### Data excerpts
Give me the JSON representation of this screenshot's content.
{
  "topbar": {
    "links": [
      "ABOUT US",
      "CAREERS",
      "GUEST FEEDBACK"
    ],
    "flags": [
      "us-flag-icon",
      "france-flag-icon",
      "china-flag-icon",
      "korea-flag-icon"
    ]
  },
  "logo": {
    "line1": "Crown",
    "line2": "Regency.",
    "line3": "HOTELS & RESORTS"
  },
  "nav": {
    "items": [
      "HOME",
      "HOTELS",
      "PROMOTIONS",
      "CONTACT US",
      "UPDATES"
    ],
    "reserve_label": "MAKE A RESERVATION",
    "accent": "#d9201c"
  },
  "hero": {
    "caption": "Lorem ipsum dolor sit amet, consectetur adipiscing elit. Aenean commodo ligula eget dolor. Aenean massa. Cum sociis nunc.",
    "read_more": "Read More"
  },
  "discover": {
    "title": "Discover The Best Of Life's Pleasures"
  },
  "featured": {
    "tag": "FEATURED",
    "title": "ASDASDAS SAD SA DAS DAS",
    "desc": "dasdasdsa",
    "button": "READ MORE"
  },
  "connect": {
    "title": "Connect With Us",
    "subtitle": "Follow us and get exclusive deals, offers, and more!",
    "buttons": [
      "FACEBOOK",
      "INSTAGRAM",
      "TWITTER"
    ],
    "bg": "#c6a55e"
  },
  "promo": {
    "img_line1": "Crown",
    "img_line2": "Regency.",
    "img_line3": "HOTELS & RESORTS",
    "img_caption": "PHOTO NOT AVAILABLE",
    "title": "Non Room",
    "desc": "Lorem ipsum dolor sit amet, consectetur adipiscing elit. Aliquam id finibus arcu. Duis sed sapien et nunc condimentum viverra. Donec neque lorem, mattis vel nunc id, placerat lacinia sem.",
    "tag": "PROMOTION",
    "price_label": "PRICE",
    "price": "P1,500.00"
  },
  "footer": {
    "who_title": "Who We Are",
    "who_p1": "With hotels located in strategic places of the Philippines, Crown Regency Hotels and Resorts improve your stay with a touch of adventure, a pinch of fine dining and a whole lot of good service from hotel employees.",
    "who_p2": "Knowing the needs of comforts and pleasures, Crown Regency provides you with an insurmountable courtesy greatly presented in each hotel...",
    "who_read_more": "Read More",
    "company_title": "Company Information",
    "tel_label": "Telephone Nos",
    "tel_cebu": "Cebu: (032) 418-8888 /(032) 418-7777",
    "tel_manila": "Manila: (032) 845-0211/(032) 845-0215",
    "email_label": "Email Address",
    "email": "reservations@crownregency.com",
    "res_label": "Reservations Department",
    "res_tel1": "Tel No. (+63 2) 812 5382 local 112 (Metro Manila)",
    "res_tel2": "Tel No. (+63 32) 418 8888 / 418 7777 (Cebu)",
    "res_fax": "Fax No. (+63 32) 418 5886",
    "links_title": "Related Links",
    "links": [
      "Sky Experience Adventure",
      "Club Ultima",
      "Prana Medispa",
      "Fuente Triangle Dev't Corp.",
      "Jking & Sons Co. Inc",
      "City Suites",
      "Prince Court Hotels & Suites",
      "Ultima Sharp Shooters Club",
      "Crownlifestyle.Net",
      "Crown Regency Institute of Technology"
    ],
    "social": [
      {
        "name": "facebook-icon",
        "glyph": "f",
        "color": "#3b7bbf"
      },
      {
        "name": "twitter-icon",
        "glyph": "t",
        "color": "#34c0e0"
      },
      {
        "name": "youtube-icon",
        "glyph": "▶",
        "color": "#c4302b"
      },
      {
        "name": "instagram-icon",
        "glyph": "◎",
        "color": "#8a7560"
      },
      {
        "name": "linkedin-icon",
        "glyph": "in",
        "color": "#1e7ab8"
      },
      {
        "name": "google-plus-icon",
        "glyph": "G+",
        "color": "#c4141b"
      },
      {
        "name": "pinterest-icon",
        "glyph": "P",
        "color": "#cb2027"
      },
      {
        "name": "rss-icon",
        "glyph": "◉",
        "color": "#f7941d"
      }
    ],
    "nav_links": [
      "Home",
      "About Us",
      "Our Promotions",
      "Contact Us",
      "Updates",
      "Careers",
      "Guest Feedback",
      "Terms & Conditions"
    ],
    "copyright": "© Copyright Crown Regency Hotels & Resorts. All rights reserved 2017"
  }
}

### Request
Return the material in full, exactly as shown.

### Written solution
Give me the JSON representation of this screenshot's content.
{
  "topbar": {
    "links": [
      "ABOUT US",
      "CAREERS",
      "GUEST FEEDBACK"
    ],
    "flags": [
      "us-flag-icon",
      "france-flag-icon",
      "china-flag-icon",
      "korea-flag-icon"
    ]
  },
  "logo": {
    "line1": "Crown",
    "line2": "Regency.",
    "line3": "HOTELS & RESORTS"
  },
  "nav": {
    "items": [
      "HOME",
      "HOTELS",
      "PROMOTIONS",
      "CONTACT US",
      "UPDATES"
    ],
    "reserve_label": "MAKE A RESERVATION",
    "accent": "#d9201c"
  },
  "hero": {
    "caption": "Lorem ipsum dolor sit amet, consectetur adipiscing elit. Aenean commodo ligula eget dolor. Aenean massa. Cum sociis nunc.",
    "read_more": "Read More"
  },
  "discover": {
    "title": "Discover The Best Of Life's Pleasures"
  },
  "featured": {
    "tag": "FEATURED",
    "title": "ASDASDAS SAD SA DAS DAS",
    "desc": "dasdasdsa",
    "button": "READ MORE"
  },
  "connect": {
    "title": "Connect With Us",
    "subtitle": "Follow us and get exclusive deals, offers, and more!",
    "buttons": [
      "FACEBOOK",
      "INSTAGRAM",
      "TWITTER"
    ],
    "bg": "#c6a55e"
  },
  "promo": {
    "img_line1": "Crown",
    "img_line2": "Regency.",
    "img_line3": "HOTELS & RESORTS",
    "img_caption": "PHOTO NOT AVAILABLE",
    "title": "Non Room",
    "desc": "Lorem ipsum dolor sit amet, consectetur adipiscing elit. Aliquam id finibus arcu. Duis sed sapien et nunc condimentum viverra. Donec neque lorem, mattis vel nunc id, placerat lacinia sem.",
    "tag": "PROMOTION",
    "price_label": "PRICE",
    "price": "P1,500.00"
  },
  "footer": {
    "who_title": "Who We Are",
    "who_p1": "With hotels located in strategic places of the Philippines, Crown Regency Hotels and Resorts improve your stay with a touch of adventure, a pinch of fine dining and a whole lot of good service from hotel employees.",
    "who_p2": "Knowing the needs of comforts and pleasures, Crown Regency provides you with an insurmountable courtesy greatly presented in each hotel...",
    "who_read_more": "Read More",
    "company_title": "Company Information",
    "tel_label": "Telephone Nos",
    "tel_cebu": "Cebu: (032) 418-8888 /(032) 418-7777",
    "tel_manila": "Manila: (032) 845-0211/(032) 845-0215",
    "email_label": "Email Address",
    "email": "reservations@crownregency.com",
    "res_label": "Reservations Department",
    "res_tel1": "Tel No. (+63 2) 812 5382 local 112 (Metro Manila)",
    "res_tel2": "Tel No. (+63 32) 418 8888 / 418 7777 (Cebu)",
    "res_fax": "Fax No. (+63 32) 418 5886",
    "links_title": "Related Links",
    "links": [
      "Sky Experience Adventure",
      "Club Ultima",
      "Prana Medispa",
      "Fuente Triangle Dev't Corp.",
      "Jking & Sons Co. Inc",
      "City Suites",
      "Prince Court Hotels & Suites",
      "Ultima Sharp Shooters Club",
      "Crownlifestyle.Net",
      "Crown Regency Institute of Technology"
    ],
    "social": [
      {
        "name": "facebook-icon",
        "glyph": "f",
        "color": "#3b7bbf"
      },
      {
        "name": "twitter-icon",
        "glyph": "t",
        "color": "#34c0e0"
      },
      {
        "name": "youtube-icon",
        "glyph": "▶",
        "color": "#c4302b"
      },
      {
        "name": "instagram-icon",
        "glyph": "◎",
        "color": "#8a7560"
      },
      {
        "name": "linkedin-icon",
        "glyph": "in",
        "color": "#1e7ab8"
      },
      {
        "name": "google-plus-icon",
        "glyph": "G+",
        "color": "#c4141b"
      },
      {
        "name": "pinterest-icon",
        "glyph": "P",
        "color": "#cb2027"
      },
      {
        "name": "rss-icon",
        "glyph": "◉",
        "color": "#f7941d"
      }
    ],
    "nav_links": [
      "Home",
      "About Us",
      "Our Promotions",
      "Contact Us",
      "Updates",
      "Careers",
      "Guest Feedback",
      "Terms & Conditions"
    ],
    "copyright": "© Copyright Crown Regency Hotels & Resorts. All rights reserved 2017"
  }
}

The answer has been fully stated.